* Start LISTING *

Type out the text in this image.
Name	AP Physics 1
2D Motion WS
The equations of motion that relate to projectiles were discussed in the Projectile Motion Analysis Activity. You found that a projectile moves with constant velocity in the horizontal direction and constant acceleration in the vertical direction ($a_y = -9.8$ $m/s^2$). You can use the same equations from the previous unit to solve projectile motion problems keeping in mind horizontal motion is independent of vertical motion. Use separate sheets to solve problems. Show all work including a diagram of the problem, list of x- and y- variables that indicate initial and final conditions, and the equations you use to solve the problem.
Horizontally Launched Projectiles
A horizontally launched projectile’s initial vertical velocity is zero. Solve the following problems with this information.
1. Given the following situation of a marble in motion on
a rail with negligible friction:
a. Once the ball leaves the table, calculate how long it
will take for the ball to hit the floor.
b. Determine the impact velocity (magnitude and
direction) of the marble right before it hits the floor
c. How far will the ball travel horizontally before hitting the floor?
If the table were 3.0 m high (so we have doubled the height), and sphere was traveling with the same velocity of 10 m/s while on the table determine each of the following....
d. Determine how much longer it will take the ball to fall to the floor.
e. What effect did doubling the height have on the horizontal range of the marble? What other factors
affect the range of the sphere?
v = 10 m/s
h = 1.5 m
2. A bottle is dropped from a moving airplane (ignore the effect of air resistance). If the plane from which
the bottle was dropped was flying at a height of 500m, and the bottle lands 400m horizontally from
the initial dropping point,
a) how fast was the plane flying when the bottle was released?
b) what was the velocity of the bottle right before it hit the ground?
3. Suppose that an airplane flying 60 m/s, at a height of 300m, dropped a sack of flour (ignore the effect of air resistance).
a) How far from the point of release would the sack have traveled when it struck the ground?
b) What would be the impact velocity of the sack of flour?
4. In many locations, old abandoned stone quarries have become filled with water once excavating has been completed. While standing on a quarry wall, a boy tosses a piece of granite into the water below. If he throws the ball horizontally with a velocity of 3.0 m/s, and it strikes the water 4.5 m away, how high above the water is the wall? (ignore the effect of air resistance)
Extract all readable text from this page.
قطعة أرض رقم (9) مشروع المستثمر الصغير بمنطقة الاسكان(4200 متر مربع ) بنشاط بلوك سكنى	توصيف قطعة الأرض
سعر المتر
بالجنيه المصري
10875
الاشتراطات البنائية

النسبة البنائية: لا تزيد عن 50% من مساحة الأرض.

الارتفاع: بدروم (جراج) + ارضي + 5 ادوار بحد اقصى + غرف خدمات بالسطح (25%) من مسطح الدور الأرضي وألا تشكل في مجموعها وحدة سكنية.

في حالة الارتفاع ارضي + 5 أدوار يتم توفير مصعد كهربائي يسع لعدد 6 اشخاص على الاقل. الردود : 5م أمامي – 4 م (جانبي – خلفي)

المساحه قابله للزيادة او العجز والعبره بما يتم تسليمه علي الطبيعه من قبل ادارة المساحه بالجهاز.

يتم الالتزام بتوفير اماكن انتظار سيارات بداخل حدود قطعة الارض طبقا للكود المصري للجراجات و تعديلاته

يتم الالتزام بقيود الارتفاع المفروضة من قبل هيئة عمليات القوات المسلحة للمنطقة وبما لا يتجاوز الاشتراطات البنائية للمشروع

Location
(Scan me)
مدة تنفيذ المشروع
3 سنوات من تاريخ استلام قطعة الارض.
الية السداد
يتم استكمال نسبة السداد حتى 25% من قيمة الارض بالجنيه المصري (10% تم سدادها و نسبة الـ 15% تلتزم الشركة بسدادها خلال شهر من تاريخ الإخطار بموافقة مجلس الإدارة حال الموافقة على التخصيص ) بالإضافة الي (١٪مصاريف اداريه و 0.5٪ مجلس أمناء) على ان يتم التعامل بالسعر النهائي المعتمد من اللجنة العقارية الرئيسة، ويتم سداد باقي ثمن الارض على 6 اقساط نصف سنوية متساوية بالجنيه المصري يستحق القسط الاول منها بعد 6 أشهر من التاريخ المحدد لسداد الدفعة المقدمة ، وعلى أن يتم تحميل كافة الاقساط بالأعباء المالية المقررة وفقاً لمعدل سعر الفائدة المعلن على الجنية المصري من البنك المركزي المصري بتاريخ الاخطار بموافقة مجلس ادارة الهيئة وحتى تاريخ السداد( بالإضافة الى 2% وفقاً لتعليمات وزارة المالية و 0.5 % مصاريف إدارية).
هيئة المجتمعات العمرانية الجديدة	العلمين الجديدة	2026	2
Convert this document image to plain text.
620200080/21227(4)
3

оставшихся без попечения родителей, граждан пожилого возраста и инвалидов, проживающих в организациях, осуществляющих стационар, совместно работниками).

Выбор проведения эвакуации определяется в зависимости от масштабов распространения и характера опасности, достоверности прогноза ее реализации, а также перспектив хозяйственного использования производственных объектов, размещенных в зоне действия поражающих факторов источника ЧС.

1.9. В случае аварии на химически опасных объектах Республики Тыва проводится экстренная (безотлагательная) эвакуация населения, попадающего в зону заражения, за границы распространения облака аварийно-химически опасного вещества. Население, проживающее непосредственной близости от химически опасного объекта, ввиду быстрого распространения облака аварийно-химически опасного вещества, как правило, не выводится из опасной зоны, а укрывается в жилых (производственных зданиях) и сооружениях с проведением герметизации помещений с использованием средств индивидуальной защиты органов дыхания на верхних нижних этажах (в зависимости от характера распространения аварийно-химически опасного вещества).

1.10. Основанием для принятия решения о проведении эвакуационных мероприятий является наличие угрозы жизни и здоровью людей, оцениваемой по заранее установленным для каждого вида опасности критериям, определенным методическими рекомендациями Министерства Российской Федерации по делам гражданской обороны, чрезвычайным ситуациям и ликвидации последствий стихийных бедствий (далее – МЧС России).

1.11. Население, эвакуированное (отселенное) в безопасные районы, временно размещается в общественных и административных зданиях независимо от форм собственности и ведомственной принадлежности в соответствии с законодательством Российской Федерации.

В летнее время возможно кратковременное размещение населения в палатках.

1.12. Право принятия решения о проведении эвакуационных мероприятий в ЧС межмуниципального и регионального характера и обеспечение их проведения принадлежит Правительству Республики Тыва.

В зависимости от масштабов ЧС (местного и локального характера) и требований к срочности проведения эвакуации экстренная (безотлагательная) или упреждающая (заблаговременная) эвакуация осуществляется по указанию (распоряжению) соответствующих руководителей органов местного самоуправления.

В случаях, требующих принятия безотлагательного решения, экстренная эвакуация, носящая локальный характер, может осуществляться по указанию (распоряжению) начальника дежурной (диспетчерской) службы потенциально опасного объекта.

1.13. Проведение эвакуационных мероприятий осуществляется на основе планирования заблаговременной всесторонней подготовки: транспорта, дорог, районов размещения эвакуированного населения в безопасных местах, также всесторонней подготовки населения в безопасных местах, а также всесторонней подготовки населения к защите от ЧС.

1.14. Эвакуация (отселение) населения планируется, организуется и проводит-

* End LISTING *

Scan the data above; copy every line where "также" appears.

• SOLUTION FOR THIS TASK
Выбор проведения эвакуации определяется в зависимости от масштабов распространения и характера опасности, достоверности прогноза ее реализации, а также перспектив хозяйственного использования производственных объектов, размещенных в зоне действия поражающих факторов источника ЧС.
1.13. Проведение эвакуационных мероприятий осуществляется на основе планирования заблаговременной всесторонней подготовки: транспорта, дорог, районов размещения эвакуированного населения в безопасных местах, также всесторонней подготовки населения в безопасных местах, а также всесторонней подготовки населения к защите от ЧС.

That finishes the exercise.